§ **Text provided**
▼

Re: ResultSet and pagination

Posted by Andy Seaborne <an...@apache.org>.

Hi,

In the current implementation, then results will be in the same order. 
Well, as far as I know.  I can't think of anything that will disturb it. 
  I think you realise the responsibility is yours; it is not guaranteed 
for all time.

Results are normally streaming and always truncate-able.  What might 
work for you is display the top page from the iterator but keep the 
iterator around to read more (depends on the usage - hard to do in a 
webapp where it is separate HTTP requests).  It's better if you can 
close the result set explicitly if truncating the results.

By the way "ORDER-BY/LIMIT N" is optimized to avoid a n log n sort.  It 
is still a traversal of the result set and isn't streaming.

	Andy

On 21/11/15 00:52, François-Paul Servant wrote:
> Hi,
>
> I’m using TDB. No update.
>
> and something like:
> ResultSet getResultSet(String queryString) {
> 	Query query = QueryFactory.create(queryString) ;
> 	QueryExecution qexec = QueryExecutionFactory.create(query, model))
> 	return qexec.execSelect() ;
> }
>
> Is there a way to be guaranteed that, if I call getResultSet twice with the same string, the iterator over the results returns them in the same order?

▲

§ **What is asked**
1. Copy the forum post on ResultSet pagination from "In the current" to "truncating the results.", swapping "iterator" for "cursor" everywhere.
2. Continue the forum post on ResultSet pagination from its final sentence onward.
The listing that comes next is separate from the forum post on ResultSet pagination.

§ **Recorded data**
▼

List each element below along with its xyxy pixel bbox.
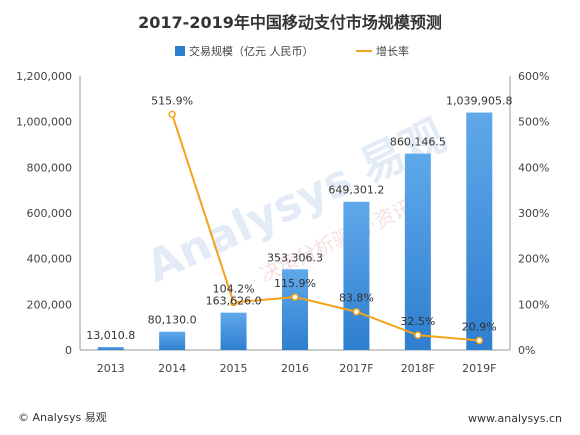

▲

§ **Task-by-task outputs**
1.
In the current implementation, then results will be in the same order. 
Well, as far as I know.  I can't think of anything that will disturb it. 
  I think you realise the responsibility is yours; it is not guaranteed 
for all time.

Results are normally streaming and always truncate-able.  What might 
work for you is display the top page from the cursor but keep the 
cursor around to read more (depends on the usage - hard to do in a 
webapp where it is separate HTTP requests).  It's better if you can 
close the result set explicitly if truncating the results.

2.
>
> I don’t want to use ORDER BY in the query because it implies to go through all the results, and it is therefore slow if there are many results.
>
> Andy, you wrote once here:
> http://mail-archives.apache.org/mod_mbox/jena-users/201310.mbox/%3C5266E403.1090601@apache.org%3E
> something that make me hopes that the order is generally stable, but I could be misunderstanding what you said:
>
>> You then… have stabilized the results
>> against updates or against execution to give a different order (*rather
>> unlikely in Jena
>
> did you mean that it is unlikely in Jena that the results be returned in a different order when the query string is the same? If the order were stable 99% of the times, I would happily avoid to go through all the results and sort them: very often, people only look at the first page of results. If the query returns 1000 solutions, it is really a waste of time to list them all.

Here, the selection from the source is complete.